[Dataset records]
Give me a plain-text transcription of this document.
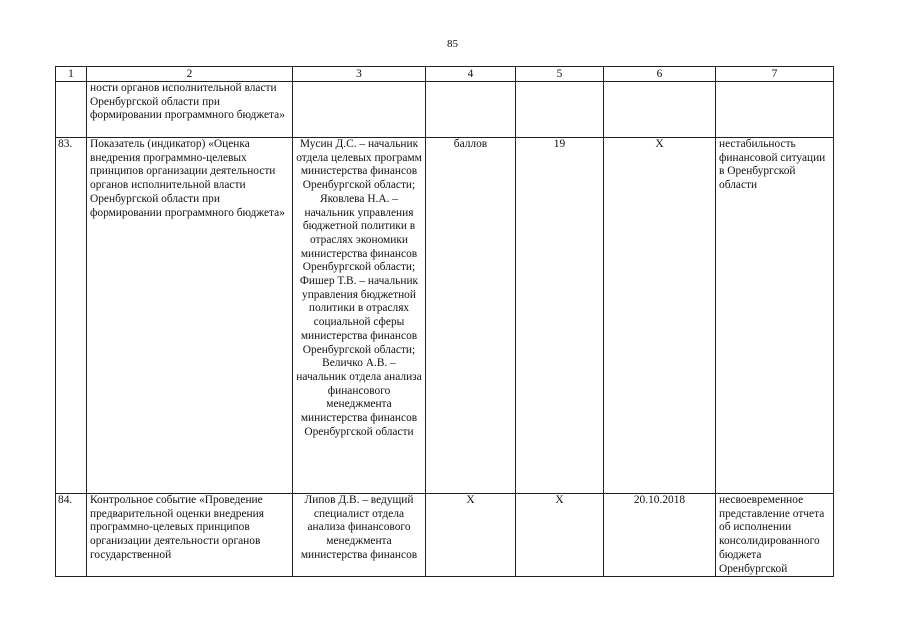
85
1	2	3	4	5	6	7
	ности органов исполнительной власти Оренбургской области при формировании программного бюджета»					
83.	Показатель (индикатор) «Оценка внедрения программно-целевых принципов организации деятельности органов исполнительной власти Оренбургской области при формировании программного бюджета»	Мусин Д.С. – начальник отдела целевых программ министерства финансов Оренбургской области; Яковлева Н.А. – начальник управления бюджетной политики в отраслях экономики министерства финансов Оренбургской области; Фишер Т.В. – начальник управления бюджетной политики в отраслях социальной сферы министерства финансов Оренбургской области; Величко А.В. – начальник отдела анализа финансового менеджмента министерства финансов Оренбургской области	баллов	19	Х	нестабильность финансовой ситуации в Оренбургской области
84.	Контрольное событие «Проведение предварительной оценки внедрения программно-целевых принципов организации деятельности органов государственной	Липов Д.В. – ведущий специалист отдела анализа финансового менеджмента министерства финансов	Х	Х	20.10.2018	несвоевременное представление отчета об исполнении консолидированного бюджета Оренбургской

• [SHORT EXERCISE]: Repeat the material above verbatim. Leave the pictures behind.

• [CORRECT OUTPUT]:
Give me a plain-text transcription of this document.
85
1	2	3	4	5	6	7
	ности органов исполнительной власти Оренбургской области при формировании программного бюджета»					
83.	Показатель (индикатор) «Оценка внедрения программно-целевых принципов организации деятельности органов исполнительной власти Оренбургской области при формировании программного бюджета»	Мусин Д.С. – начальник отдела целевых программ министерства финансов Оренбургской области; Яковлева Н.А. – начальник управления бюджетной политики в отраслях экономики министерства финансов Оренбургской области; Фишер Т.В. – начальник управления бюджетной политики в отраслях социальной сферы министерства финансов Оренбургской области; Величко А.В. – начальник отдела анализа финансового менеджмента министерства финансов Оренбургской области	баллов	19	Х	нестабильность финансовой ситуации в Оренбургской области
84.	Контрольное событие «Проведение предварительной оценки внедрения программно-целевых принципов организации деятельности органов государственной	Липов Д.В. – ведущий специалист отдела анализа финансового менеджмента министерства финансов	Х	Х	20.10.2018	несвоевременное представление отчета об исполнении консолидированного бюджета Оренбургской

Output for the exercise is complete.